Problem requirements
Locate every line in the material below that has the word "résidentiels". Copy each of those lines.

Extracts from a graphics dataset
= = = = = = =

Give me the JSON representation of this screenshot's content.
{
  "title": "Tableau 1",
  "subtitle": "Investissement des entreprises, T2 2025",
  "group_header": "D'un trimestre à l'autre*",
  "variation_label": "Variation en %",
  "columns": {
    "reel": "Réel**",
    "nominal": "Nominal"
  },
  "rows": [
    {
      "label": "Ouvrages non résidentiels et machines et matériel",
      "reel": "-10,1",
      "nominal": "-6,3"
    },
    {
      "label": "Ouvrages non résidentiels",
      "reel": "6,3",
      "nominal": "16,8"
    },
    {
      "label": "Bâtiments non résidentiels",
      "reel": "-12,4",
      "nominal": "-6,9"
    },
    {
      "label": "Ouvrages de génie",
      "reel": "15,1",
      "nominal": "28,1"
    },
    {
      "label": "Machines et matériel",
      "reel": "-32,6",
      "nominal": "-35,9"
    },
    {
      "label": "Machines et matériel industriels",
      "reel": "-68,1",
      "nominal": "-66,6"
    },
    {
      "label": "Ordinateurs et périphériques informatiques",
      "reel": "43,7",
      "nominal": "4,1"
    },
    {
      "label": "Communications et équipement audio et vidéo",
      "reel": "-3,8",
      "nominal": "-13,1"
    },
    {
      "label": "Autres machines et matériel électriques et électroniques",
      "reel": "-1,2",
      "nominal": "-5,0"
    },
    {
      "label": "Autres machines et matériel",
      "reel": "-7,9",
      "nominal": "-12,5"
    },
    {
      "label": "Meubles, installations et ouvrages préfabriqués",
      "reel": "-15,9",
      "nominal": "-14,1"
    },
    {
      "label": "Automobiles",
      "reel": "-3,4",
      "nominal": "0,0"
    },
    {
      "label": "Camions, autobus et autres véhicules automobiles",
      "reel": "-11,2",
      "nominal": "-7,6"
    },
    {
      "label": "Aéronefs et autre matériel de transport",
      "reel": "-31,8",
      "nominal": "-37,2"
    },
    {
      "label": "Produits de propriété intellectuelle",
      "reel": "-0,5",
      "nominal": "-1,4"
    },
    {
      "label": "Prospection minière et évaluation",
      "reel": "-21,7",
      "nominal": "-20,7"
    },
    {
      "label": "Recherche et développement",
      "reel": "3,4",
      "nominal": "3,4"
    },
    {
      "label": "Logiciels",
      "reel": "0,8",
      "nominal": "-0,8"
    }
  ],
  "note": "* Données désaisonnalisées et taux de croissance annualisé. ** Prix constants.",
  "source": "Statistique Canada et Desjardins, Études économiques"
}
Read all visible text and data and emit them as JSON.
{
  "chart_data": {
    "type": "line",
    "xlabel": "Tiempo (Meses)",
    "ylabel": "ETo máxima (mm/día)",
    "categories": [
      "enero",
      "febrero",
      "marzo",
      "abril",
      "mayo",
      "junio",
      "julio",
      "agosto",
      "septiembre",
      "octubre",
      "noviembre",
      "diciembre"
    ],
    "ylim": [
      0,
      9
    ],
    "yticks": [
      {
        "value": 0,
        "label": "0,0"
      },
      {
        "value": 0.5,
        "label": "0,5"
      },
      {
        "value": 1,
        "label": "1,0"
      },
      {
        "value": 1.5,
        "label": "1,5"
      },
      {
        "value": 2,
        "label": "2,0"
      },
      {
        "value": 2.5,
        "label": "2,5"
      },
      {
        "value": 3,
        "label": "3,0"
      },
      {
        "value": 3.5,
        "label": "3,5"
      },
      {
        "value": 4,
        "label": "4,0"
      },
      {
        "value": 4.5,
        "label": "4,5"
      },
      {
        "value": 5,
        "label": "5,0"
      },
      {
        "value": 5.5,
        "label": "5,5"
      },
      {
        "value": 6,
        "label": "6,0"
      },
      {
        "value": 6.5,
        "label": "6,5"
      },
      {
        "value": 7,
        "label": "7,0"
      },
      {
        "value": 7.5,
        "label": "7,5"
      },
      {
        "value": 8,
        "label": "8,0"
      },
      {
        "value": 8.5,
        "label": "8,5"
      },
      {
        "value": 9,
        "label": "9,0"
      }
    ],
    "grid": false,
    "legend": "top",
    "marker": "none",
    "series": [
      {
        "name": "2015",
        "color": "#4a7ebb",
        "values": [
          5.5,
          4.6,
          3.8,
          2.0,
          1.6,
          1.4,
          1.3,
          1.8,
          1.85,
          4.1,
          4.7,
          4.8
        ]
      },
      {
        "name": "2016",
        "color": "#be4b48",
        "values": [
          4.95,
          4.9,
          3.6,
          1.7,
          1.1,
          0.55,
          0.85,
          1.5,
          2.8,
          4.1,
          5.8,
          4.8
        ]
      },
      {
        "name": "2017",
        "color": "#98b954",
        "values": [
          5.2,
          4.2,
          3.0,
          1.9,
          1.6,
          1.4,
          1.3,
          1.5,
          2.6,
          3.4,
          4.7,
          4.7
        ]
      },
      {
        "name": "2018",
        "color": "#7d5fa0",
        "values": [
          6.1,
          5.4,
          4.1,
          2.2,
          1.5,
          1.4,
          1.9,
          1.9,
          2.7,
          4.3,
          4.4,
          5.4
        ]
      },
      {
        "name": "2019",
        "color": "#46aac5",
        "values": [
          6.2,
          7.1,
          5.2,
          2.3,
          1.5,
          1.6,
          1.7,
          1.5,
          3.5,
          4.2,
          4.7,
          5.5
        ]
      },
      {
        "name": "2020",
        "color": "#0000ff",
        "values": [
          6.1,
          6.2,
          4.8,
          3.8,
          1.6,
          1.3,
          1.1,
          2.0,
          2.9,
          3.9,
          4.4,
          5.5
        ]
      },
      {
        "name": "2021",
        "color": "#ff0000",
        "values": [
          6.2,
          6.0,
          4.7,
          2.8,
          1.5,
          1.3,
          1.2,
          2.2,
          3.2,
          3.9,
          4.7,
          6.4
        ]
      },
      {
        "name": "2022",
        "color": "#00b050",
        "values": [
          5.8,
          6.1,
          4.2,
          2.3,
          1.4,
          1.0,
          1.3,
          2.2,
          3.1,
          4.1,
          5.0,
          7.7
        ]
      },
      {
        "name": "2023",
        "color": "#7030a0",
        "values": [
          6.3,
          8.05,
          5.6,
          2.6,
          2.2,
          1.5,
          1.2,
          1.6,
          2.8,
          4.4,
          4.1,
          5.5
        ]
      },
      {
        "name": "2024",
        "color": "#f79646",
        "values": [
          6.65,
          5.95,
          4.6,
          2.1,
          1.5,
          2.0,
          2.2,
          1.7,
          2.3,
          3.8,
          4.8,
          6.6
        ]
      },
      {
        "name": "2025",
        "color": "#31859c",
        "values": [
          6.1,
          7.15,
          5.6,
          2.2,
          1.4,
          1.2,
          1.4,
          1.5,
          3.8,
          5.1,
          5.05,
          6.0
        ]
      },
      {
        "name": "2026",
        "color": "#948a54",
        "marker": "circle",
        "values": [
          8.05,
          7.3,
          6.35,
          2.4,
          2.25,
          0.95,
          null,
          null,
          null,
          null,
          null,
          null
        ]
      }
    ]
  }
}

= = = = = = =

Full solution
      "label": "Ouvrages non résidentiels et machines et matériel",
      "label": "Ouvrages non résidentiels",
      "label": "Bâtiments non résidentiels",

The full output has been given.